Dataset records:
·····

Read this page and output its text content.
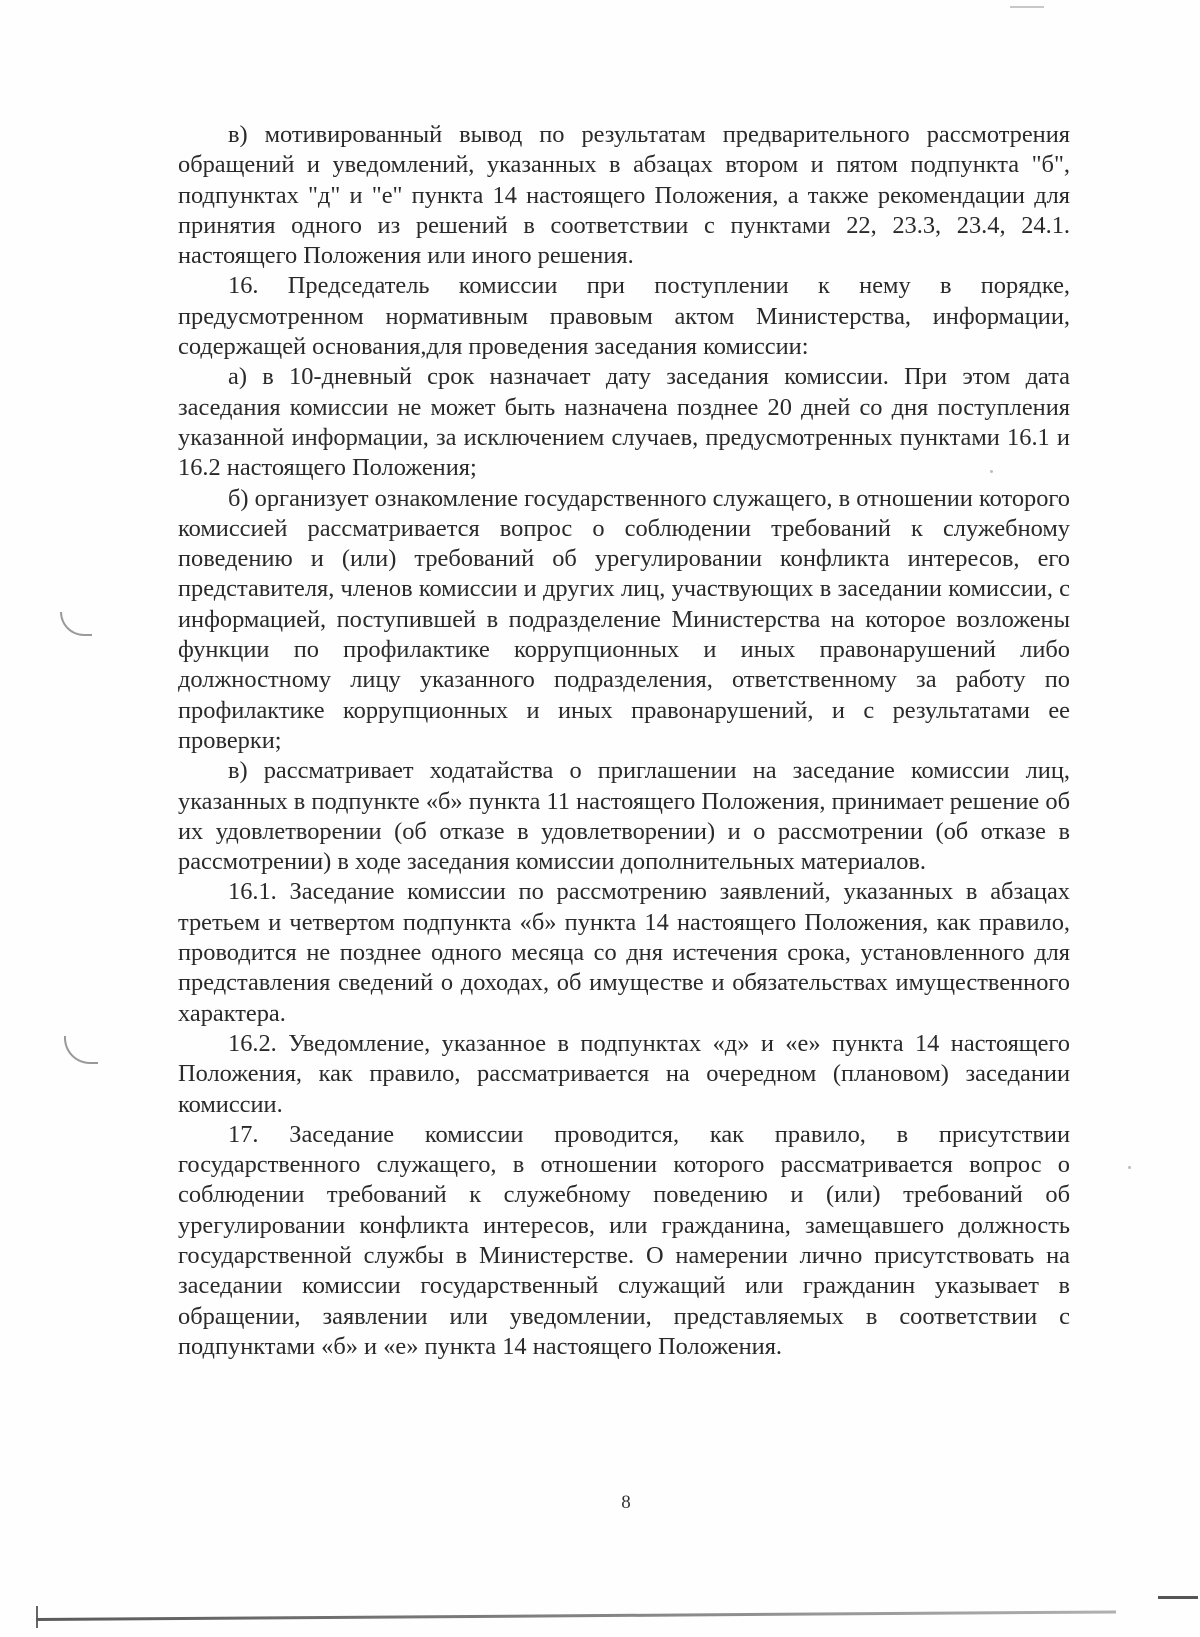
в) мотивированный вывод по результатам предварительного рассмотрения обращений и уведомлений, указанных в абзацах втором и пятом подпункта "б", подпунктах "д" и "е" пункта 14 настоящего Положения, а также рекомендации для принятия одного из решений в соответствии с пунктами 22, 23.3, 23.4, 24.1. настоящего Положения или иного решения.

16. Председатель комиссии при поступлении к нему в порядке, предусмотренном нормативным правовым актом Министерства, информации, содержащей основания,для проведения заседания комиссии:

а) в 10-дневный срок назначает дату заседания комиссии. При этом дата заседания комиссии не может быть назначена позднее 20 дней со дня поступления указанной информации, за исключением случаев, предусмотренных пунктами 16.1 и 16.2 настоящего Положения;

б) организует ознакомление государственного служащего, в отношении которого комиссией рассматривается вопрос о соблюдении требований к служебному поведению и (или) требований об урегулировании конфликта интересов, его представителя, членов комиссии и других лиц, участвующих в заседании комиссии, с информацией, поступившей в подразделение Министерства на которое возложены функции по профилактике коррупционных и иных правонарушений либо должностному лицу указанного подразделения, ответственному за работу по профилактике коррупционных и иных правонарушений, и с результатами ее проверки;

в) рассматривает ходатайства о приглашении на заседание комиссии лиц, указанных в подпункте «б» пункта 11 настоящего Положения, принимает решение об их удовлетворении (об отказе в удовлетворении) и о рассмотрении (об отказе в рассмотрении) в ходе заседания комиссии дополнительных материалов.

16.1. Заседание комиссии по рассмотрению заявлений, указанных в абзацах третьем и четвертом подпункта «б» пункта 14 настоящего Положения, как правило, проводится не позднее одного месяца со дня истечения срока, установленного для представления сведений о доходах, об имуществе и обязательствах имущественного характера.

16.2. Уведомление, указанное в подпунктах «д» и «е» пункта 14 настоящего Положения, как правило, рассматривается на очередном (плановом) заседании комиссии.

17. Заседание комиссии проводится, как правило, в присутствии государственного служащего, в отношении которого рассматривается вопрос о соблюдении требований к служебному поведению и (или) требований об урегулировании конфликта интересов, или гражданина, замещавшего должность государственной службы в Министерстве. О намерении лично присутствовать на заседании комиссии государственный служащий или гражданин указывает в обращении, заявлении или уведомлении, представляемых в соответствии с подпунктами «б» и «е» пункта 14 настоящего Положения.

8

·····

Exclude all images and restate the records above word for word.

Read this page and output its text content.
в) мотивированный вывод по результатам предварительного рассмотрения обращений и уведомлений, указанных в абзацах втором и пятом подпункта "б", подпунктах "д" и "е" пункта 14 настоящего Положения, а также рекомендации для принятия одного из решений в соответствии с пунктами 22, 23.3, 23.4, 24.1. настоящего Положения или иного решения.

16. Председатель комиссии при поступлении к нему в порядке, предусмотренном нормативным правовым актом Министерства, информации, содержащей основания,для проведения заседания комиссии:

а) в 10-дневный срок назначает дату заседания комиссии. При этом дата заседания комиссии не может быть назначена позднее 20 дней со дня поступления указанной информации, за исключением случаев, предусмотренных пунктами 16.1 и 16.2 настоящего Положения;

б) организует ознакомление государственного служащего, в отношении которого комиссией рассматривается вопрос о соблюдении требований к служебному поведению и (или) требований об урегулировании конфликта интересов, его представителя, членов комиссии и других лиц, участвующих в заседании комиссии, с информацией, поступившей в подразделение Министерства на которое возложены функции по профилактике коррупционных и иных правонарушений либо должностному лицу указанного подразделения, ответственному за работу по профилактике коррупционных и иных правонарушений, и с результатами ее проверки;

в) рассматривает ходатайства о приглашении на заседание комиссии лиц, указанных в подпункте «б» пункта 11 настоящего Положения, принимает решение об их удовлетворении (об отказе в удовлетворении) и о рассмотрении (об отказе в рассмотрении) в ходе заседания комиссии дополнительных материалов.

16.1. Заседание комиссии по рассмотрению заявлений, указанных в абзацах третьем и четвертом подпункта «б» пункта 14 настоящего Положения, как правило, проводится не позднее одного месяца со дня истечения срока, установленного для представления сведений о доходах, об имуществе и обязательствах имущественного характера.

16.2. Уведомление, указанное в подпунктах «д» и «е» пункта 14 настоящего Положения, как правило, рассматривается на очередном (плановом) заседании комиссии.

17. Заседание комиссии проводится, как правило, в присутствии государственного служащего, в отношении которого рассматривается вопрос о соблюдении требований к служебному поведению и (или) требований об урегулировании конфликта интересов, или гражданина, замещавшего должность государственной службы в Министерстве. О намерении лично присутствовать на заседании комиссии государственный служащий или гражданин указывает в обращении, заявлении или уведомлении, представляемых в соответствии с подпунктами «б» и «е» пункта 14 настоящего Положения.

8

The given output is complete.